ROWS:
● ● ● ●
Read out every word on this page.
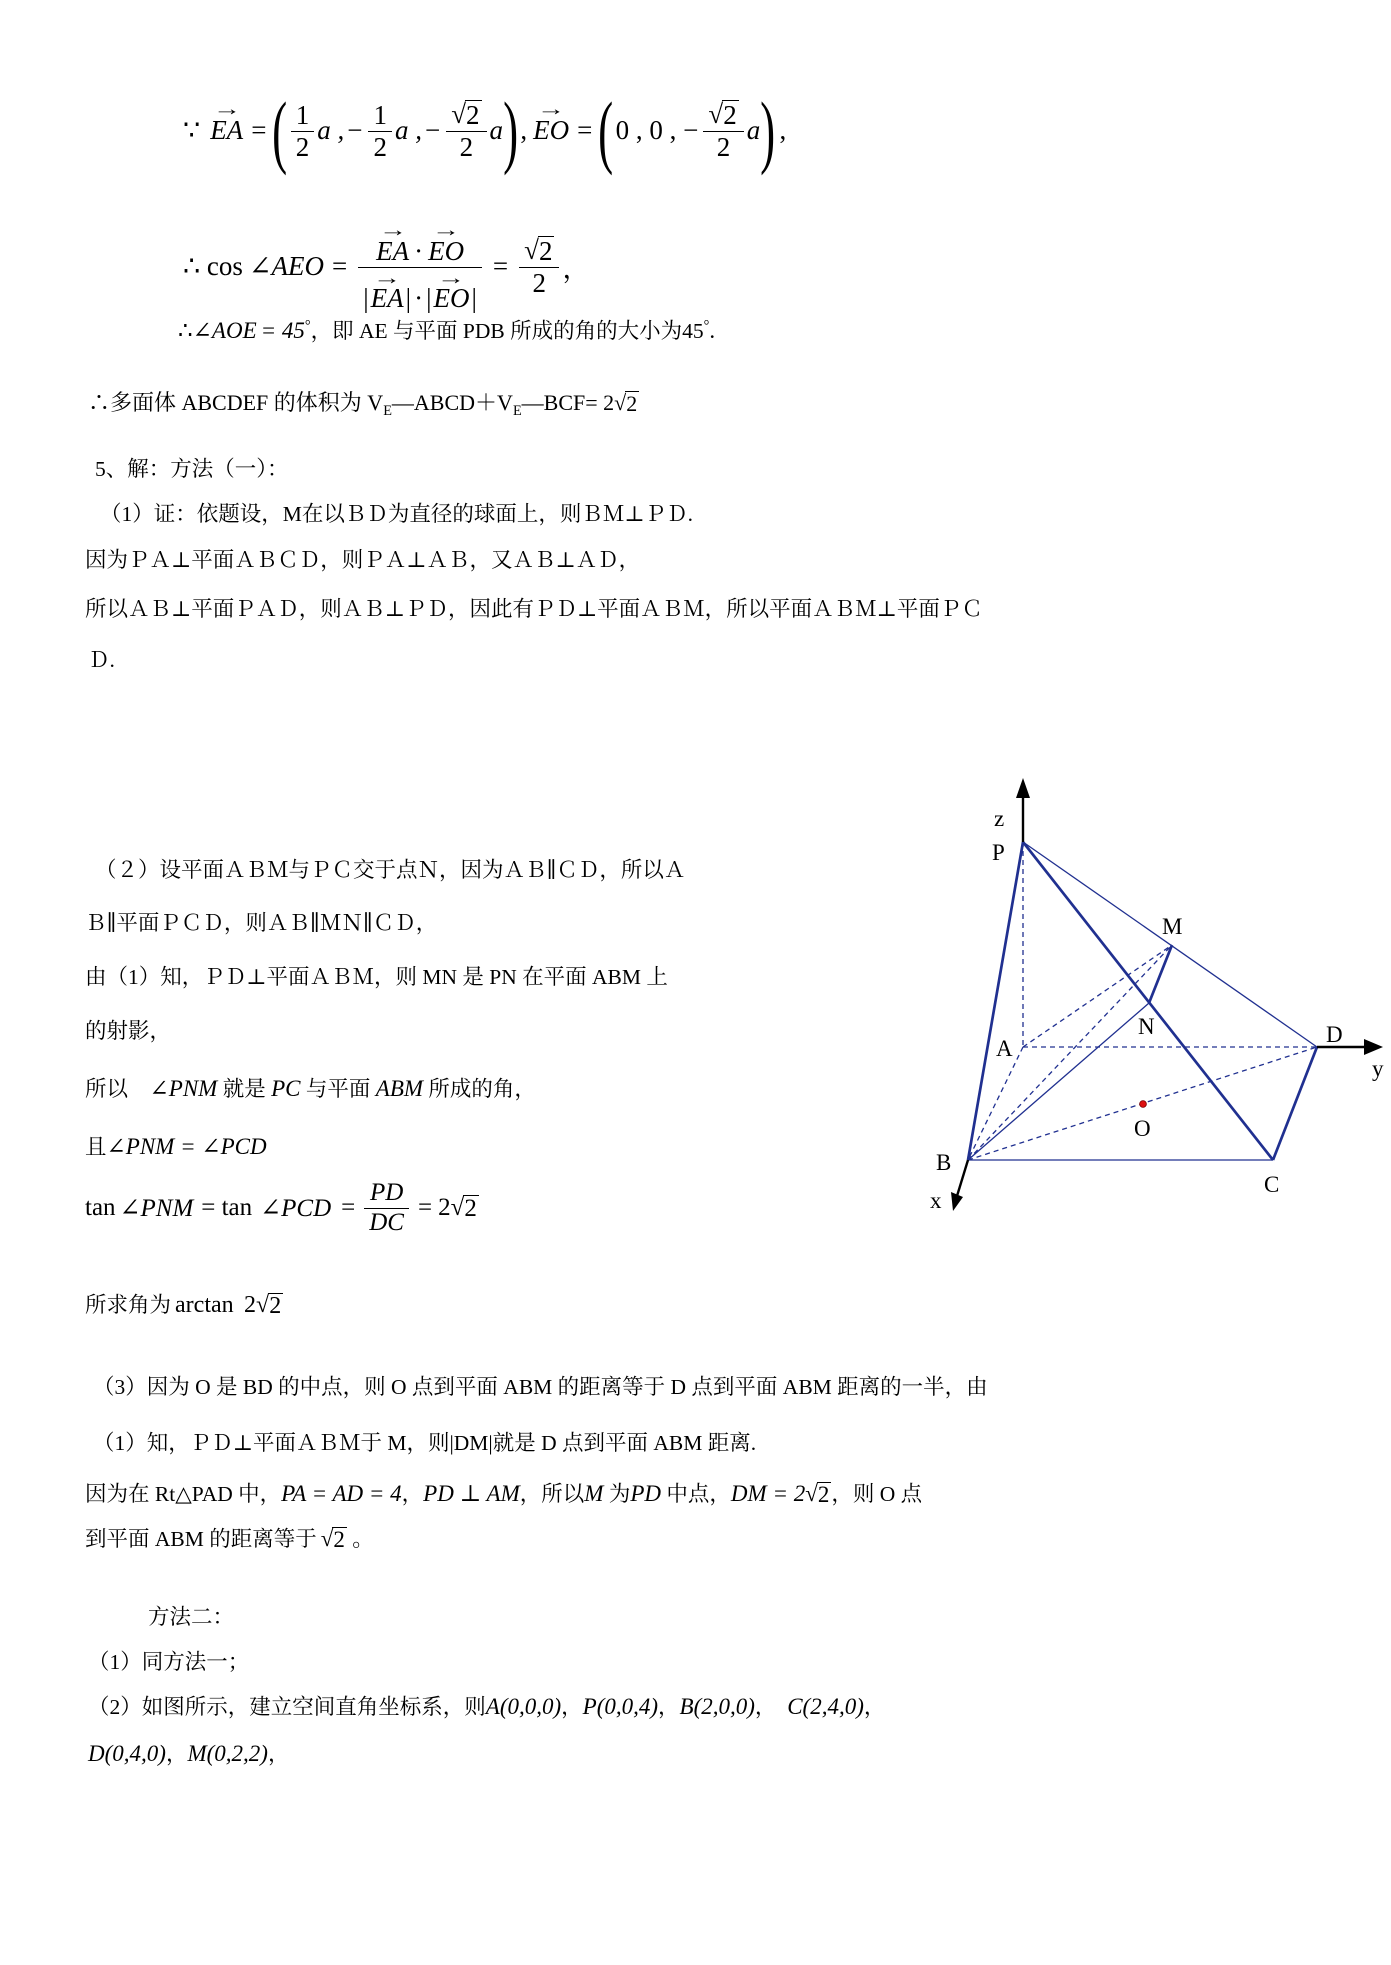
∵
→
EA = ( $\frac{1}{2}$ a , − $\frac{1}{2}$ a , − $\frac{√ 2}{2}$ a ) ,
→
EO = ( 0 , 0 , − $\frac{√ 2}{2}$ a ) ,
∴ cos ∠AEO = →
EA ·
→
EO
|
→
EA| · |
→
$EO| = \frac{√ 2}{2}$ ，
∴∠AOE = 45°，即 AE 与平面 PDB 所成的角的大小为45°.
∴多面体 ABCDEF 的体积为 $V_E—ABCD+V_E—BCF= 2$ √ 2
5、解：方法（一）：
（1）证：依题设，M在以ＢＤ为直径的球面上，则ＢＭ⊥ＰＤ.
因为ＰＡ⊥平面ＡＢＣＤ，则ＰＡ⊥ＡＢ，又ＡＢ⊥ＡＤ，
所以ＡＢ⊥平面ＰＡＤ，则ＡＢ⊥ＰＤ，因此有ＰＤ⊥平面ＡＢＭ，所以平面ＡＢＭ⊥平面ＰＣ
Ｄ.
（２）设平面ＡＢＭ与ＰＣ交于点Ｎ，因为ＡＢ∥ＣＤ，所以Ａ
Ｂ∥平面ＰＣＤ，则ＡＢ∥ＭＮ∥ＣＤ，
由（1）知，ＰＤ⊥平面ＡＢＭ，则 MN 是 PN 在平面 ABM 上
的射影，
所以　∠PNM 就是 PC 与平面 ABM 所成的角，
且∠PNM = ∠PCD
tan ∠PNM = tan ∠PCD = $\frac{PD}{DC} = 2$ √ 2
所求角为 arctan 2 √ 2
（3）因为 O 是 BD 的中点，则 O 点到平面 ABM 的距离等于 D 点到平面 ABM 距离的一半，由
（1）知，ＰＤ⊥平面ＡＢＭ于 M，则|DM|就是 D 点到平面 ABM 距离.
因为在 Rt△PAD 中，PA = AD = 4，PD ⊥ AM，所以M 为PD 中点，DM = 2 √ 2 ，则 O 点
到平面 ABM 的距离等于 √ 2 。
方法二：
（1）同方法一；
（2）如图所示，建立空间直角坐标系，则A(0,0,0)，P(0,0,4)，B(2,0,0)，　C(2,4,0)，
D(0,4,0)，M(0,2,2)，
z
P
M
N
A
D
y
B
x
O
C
● ● ● ●
WHAT THE EXERCISE ASKS:
Report how many lines include the word "frac". Give nothing but the number.

RESPONSE TO THIS EXERCISE:
4